■ Exercise ■
Only the number is wanted: tally the lines below that contain the word "Samantha".

[Dataset records]
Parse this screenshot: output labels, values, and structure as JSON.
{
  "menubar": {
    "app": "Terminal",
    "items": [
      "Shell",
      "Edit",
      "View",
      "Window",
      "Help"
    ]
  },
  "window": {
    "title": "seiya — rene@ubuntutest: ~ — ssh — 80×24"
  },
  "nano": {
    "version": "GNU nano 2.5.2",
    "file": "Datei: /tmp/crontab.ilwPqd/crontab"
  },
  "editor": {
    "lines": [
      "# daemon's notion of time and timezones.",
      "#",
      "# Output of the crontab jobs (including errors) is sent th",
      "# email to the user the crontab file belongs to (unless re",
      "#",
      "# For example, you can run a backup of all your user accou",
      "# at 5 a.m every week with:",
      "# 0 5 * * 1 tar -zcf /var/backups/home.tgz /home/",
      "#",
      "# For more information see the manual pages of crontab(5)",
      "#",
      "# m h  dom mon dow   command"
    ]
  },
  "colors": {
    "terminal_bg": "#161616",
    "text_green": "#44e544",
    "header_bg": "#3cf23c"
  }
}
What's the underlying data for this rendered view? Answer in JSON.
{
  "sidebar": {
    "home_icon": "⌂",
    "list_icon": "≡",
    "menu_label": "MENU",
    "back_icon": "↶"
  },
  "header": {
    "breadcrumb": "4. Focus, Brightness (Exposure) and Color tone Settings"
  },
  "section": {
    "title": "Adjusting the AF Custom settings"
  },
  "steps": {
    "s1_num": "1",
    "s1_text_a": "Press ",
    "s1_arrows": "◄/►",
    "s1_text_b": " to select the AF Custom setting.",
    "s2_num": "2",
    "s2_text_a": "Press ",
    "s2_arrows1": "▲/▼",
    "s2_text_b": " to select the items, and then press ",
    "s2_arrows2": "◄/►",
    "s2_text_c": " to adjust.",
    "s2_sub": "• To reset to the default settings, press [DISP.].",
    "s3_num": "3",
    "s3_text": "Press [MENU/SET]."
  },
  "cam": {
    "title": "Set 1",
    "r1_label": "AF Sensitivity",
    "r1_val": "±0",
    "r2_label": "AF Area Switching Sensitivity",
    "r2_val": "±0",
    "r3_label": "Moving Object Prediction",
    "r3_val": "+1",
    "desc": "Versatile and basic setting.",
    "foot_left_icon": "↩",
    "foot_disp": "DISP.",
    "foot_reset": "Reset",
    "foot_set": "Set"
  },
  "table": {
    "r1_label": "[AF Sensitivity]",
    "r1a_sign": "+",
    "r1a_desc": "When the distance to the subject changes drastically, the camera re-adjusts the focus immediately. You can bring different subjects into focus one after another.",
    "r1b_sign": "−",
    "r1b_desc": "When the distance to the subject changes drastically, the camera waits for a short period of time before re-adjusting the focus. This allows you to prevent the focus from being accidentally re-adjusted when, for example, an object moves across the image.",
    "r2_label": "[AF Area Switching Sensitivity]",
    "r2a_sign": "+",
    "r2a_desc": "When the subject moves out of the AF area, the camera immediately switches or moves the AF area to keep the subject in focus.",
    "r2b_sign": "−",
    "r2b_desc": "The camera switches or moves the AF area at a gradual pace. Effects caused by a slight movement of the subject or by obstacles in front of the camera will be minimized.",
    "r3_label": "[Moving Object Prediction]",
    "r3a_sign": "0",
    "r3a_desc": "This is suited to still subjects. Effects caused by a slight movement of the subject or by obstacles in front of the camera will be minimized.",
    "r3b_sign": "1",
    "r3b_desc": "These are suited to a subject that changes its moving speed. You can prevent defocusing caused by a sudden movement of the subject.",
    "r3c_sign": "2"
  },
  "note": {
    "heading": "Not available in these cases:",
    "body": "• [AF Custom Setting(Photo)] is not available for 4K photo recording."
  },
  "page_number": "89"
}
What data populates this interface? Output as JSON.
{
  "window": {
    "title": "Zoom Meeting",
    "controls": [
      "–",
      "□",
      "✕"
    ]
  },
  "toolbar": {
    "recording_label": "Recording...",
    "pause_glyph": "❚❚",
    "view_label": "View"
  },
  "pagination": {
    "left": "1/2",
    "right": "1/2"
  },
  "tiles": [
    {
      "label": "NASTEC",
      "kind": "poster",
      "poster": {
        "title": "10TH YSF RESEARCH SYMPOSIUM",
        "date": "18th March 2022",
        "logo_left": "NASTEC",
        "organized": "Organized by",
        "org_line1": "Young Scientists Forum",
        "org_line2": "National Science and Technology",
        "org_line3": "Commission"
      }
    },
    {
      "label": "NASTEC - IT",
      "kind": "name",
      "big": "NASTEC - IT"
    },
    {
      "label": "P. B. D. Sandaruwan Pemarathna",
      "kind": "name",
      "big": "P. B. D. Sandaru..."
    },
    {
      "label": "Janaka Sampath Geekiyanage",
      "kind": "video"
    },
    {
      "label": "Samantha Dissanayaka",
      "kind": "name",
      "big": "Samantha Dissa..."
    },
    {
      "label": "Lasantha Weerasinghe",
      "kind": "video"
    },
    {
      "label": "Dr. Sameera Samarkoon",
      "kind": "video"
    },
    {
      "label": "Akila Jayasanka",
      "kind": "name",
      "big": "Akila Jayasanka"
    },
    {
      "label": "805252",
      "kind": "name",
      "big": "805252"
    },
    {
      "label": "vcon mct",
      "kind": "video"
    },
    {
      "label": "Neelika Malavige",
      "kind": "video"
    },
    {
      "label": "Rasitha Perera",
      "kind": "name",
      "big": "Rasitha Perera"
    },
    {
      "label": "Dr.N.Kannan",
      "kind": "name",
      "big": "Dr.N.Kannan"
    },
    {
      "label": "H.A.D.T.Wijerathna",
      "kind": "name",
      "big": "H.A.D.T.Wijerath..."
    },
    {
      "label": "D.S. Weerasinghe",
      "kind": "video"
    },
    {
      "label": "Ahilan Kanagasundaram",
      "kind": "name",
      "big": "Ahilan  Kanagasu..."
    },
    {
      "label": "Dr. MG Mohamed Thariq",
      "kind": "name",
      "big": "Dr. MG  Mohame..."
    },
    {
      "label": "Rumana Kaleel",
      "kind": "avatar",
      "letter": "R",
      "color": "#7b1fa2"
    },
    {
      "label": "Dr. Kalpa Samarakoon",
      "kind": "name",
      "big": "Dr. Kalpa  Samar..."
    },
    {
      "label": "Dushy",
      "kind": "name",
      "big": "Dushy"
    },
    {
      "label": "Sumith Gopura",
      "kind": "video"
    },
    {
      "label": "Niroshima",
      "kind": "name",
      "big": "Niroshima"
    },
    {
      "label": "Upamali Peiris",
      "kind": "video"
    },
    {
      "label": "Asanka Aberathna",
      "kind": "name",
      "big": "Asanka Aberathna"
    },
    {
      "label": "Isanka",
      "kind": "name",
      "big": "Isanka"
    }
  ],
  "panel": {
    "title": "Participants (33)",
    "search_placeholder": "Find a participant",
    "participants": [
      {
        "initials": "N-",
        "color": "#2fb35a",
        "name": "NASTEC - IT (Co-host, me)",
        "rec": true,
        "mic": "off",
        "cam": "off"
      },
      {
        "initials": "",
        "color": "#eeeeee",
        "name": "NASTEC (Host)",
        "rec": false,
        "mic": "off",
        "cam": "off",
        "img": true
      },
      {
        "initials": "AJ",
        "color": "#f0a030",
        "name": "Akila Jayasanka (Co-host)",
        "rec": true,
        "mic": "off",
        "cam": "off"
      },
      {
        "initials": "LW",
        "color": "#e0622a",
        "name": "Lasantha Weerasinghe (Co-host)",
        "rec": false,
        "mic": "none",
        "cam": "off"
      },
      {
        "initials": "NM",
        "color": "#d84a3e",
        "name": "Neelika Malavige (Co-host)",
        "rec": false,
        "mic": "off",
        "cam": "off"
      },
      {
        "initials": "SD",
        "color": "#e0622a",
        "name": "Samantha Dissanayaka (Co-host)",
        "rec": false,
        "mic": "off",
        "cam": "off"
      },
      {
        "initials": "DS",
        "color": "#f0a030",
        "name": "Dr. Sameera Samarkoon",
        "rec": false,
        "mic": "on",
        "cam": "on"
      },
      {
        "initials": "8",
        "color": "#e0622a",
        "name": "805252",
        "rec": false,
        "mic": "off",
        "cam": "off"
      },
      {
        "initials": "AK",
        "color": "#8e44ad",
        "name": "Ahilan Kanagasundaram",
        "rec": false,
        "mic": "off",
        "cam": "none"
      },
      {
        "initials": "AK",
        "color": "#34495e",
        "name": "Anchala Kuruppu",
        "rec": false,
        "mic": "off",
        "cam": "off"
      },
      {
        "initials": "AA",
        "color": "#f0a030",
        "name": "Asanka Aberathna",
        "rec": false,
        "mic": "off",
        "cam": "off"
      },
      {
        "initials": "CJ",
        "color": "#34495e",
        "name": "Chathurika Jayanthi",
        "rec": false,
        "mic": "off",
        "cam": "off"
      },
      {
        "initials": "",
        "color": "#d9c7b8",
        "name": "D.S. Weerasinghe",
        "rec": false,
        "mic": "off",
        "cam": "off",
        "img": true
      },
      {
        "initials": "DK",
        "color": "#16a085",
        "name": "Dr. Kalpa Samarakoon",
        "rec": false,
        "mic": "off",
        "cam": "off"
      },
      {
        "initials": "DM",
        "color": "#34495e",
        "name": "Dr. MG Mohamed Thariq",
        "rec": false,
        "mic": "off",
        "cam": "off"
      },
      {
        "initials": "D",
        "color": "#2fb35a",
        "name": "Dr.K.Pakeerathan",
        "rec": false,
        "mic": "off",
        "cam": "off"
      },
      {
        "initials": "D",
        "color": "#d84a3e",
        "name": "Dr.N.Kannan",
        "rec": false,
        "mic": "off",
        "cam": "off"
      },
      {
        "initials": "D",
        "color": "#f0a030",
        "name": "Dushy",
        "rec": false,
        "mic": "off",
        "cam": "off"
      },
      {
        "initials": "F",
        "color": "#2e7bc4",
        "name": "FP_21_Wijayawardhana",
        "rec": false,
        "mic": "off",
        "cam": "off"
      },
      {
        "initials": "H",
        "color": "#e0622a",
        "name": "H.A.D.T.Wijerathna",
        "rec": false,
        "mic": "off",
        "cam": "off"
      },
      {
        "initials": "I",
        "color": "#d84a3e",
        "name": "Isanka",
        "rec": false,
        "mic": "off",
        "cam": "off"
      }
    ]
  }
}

■ Solution for this task ■
3